- _Problem to work on_
Reproduce this listing in full.

Dataset items

Start

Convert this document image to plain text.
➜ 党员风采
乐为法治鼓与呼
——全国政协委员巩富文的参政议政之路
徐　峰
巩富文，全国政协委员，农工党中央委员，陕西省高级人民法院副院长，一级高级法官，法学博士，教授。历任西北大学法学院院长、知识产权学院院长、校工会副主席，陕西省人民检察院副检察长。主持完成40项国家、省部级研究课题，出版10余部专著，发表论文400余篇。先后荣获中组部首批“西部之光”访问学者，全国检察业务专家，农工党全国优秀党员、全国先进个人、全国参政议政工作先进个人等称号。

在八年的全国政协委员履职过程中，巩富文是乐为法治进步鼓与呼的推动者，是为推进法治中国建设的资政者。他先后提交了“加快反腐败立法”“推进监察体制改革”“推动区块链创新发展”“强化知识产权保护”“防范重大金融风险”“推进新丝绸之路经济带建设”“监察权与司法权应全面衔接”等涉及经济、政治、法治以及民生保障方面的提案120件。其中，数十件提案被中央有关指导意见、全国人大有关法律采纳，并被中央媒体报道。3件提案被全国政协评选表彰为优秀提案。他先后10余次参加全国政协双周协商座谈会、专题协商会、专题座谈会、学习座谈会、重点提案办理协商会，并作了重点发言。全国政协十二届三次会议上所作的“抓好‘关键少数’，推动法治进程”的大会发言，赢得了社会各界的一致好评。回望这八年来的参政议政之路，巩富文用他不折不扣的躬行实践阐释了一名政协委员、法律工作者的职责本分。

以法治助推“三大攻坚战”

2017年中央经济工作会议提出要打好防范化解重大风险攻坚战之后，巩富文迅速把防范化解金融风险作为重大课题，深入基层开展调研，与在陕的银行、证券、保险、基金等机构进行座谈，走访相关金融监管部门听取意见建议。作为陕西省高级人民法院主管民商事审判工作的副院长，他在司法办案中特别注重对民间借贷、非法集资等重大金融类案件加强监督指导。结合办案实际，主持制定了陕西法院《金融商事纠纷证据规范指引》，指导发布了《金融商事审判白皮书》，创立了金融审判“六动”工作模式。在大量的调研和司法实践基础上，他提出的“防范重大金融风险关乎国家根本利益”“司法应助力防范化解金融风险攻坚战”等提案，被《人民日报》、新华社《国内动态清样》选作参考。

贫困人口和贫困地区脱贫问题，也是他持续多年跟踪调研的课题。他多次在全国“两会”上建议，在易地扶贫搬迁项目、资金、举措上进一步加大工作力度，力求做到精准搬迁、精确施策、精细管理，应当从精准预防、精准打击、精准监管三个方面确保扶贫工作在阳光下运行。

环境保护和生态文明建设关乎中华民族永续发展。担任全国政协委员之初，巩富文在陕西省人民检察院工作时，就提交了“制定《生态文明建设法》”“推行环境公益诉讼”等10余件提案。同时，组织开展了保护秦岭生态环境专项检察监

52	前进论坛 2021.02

End

- _Exercise solution_
Convert this document image to plain text.
➜ 党员风采
乐为法治鼓与呼
——全国政协委员巩富文的参政议政之路
徐　峰
巩富文，全国政协委员，农工党中央委员，陕西省高级人民法院副院长，一级高级法官，法学博士，教授。历任西北大学法学院院长、知识产权学院院长、校工会副主席，陕西省人民检察院副检察长。主持完成40项国家、省部级研究课题，出版10余部专著，发表论文400余篇。先后荣获中组部首批“西部之光”访问学者，全国检察业务专家，农工党全国优秀党员、全国先进个人、全国参政议政工作先进个人等称号。

在八年的全国政协委员履职过程中，巩富文是乐为法治进步鼓与呼的推动者，是为推进法治中国建设的资政者。他先后提交了“加快反腐败立法”“推进监察体制改革”“推动区块链创新发展”“强化知识产权保护”“防范重大金融风险”“推进新丝绸之路经济带建设”“监察权与司法权应全面衔接”等涉及经济、政治、法治以及民生保障方面的提案120件。其中，数十件提案被中央有关指导意见、全国人大有关法律采纳，并被中央媒体报道。3件提案被全国政协评选表彰为优秀提案。他先后10余次参加全国政协双周协商座谈会、专题协商会、专题座谈会、学习座谈会、重点提案办理协商会，并作了重点发言。全国政协十二届三次会议上所作的“抓好‘关键少数’，推动法治进程”的大会发言，赢得了社会各界的一致好评。回望这八年来的参政议政之路，巩富文用他不折不扣的躬行实践阐释了一名政协委员、法律工作者的职责本分。

以法治助推“三大攻坚战”

2017年中央经济工作会议提出要打好防范化解重大风险攻坚战之后，巩富文迅速把防范化解金融风险作为重大课题，深入基层开展调研，与在陕的银行、证券、保险、基金等机构进行座谈，走访相关金融监管部门听取意见建议。作为陕西省高级人民法院主管民商事审判工作的副院长，他在司法办案中特别注重对民间借贷、非法集资等重大金融类案件加强监督指导。结合办案实际，主持制定了陕西法院《金融商事纠纷证据规范指引》，指导发布了《金融商事审判白皮书》，创立了金融审判“六动”工作模式。在大量的调研和司法实践基础上，他提出的“防范重大金融风险关乎国家根本利益”“司法应助力防范化解金融风险攻坚战”等提案，被《人民日报》、新华社《国内动态清样》选作参考。

贫困人口和贫困地区脱贫问题，也是他持续多年跟踪调研的课题。他多次在全国“两会”上建议，在易地扶贫搬迁项目、资金、举措上进一步加大工作力度，力求做到精准搬迁、精确施策、精细管理，应当从精准预防、精准打击、精准监管三个方面确保扶贫工作在阳光下运行。

环境保护和生态文明建设关乎中华民族永续发展。担任全国政协委员之初，巩富文在陕西省人民检察院工作时，就提交了“制定《生态文明建设法》”“推行环境公益诉讼”等10余件提案。同时，组织开展了保护秦岭生态环境专项检察监

52	前进论坛 2021.02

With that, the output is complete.